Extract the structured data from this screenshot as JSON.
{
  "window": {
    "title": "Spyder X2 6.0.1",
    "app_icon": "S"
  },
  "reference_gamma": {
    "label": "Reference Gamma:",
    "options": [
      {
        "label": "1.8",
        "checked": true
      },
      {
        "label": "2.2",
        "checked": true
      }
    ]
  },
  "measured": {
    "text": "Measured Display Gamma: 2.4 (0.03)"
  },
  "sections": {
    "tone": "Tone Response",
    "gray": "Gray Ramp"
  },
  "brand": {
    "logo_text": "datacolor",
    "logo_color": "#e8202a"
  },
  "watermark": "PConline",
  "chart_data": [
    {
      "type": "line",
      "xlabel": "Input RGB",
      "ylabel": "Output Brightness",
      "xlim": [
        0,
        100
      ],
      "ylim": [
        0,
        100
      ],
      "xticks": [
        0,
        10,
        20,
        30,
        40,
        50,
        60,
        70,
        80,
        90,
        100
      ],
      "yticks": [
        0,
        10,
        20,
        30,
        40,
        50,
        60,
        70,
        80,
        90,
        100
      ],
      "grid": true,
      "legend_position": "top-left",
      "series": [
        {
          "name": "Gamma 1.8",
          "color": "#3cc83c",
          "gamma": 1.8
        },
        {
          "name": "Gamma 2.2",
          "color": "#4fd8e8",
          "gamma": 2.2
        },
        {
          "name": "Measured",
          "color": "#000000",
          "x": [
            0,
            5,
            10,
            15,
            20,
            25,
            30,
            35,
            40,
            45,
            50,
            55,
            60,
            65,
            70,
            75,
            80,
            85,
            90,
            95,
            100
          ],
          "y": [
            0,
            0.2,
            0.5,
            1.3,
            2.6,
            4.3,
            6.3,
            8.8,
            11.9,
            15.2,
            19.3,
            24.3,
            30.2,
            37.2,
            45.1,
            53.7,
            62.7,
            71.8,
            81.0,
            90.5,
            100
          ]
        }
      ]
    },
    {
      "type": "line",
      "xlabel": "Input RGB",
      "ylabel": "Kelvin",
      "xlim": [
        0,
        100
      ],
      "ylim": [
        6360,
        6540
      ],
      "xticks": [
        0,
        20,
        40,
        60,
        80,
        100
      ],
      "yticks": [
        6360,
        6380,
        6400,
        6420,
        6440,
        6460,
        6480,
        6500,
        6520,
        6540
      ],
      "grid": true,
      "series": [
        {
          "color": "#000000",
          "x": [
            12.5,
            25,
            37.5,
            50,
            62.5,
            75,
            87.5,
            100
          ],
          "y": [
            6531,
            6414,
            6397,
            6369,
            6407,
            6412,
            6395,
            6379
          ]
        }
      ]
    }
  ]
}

Goal
All of the entries above must be quoted exactly.

Completed exercise
Extract the structured data from this screenshot as JSON.
{
  "window": {
    "title": "Spyder X2 6.0.1",
    "app_icon": "S"
  },
  "reference_gamma": {
    "label": "Reference Gamma:",
    "options": [
      {
        "label": "1.8",
        "checked": true
      },
      {
        "label": "2.2",
        "checked": true
      }
    ]
  },
  "measured": {
    "text": "Measured Display Gamma: 2.4 (0.03)"
  },
  "sections": {
    "tone": "Tone Response",
    "gray": "Gray Ramp"
  },
  "brand": {
    "logo_text": "datacolor",
    "logo_color": "#e8202a"
  },
  "watermark": "PConline",
  "chart_data": [
    {
      "type": "line",
      "xlabel": "Input RGB",
      "ylabel": "Output Brightness",
      "xlim": [
        0,
        100
      ],
      "ylim": [
        0,
        100
      ],
      "xticks": [
        0,
        10,
        20,
        30,
        40,
        50,
        60,
        70,
        80,
        90,
        100
      ],
      "yticks": [
        0,
        10,
        20,
        30,
        40,
        50,
        60,
        70,
        80,
        90,
        100
      ],
      "grid": true,
      "legend_position": "top-left",
      "series": [
        {
          "name": "Gamma 1.8",
          "color": "#3cc83c",
          "gamma": 1.8
        },
        {
          "name": "Gamma 2.2",
          "color": "#4fd8e8",
          "gamma": 2.2
        },
        {
          "name": "Measured",
          "color": "#000000",
          "x": [
            0,
            5,
            10,
            15,
            20,
            25,
            30,
            35,
            40,
            45,
            50,
            55,
            60,
            65,
            70,
            75,
            80,
            85,
            90,
            95,
            100
          ],
          "y": [
            0,
            0.2,
            0.5,
            1.3,
            2.6,
            4.3,
            6.3,
            8.8,
            11.9,
            15.2,
            19.3,
            24.3,
            30.2,
            37.2,
            45.1,
            53.7,
            62.7,
            71.8,
            81.0,
            90.5,
            100
          ]
        }
      ]
    },
    {
      "type": "line",
      "xlabel": "Input RGB",
      "ylabel": "Kelvin",
      "xlim": [
        0,
        100
      ],
      "ylim": [
        6360,
        6540
      ],
      "xticks": [
        0,
        20,
        40,
        60,
        80,
        100
      ],
      "yticks": [
        6360,
        6380,
        6400,
        6420,
        6440,
        6460,
        6480,
        6500,
        6520,
        6540
      ],
      "grid": true,
      "series": [
        {
          "color": "#000000",
          "x": [
            12.5,
            25,
            37.5,
            50,
            62.5,
            75,
            87.5,
            100
          ],
          "y": [
            6531,
            6414,
            6397,
            6369,
            6407,
            6412,
            6395,
            6379
          ]
        }
      ]
    }
  ]
}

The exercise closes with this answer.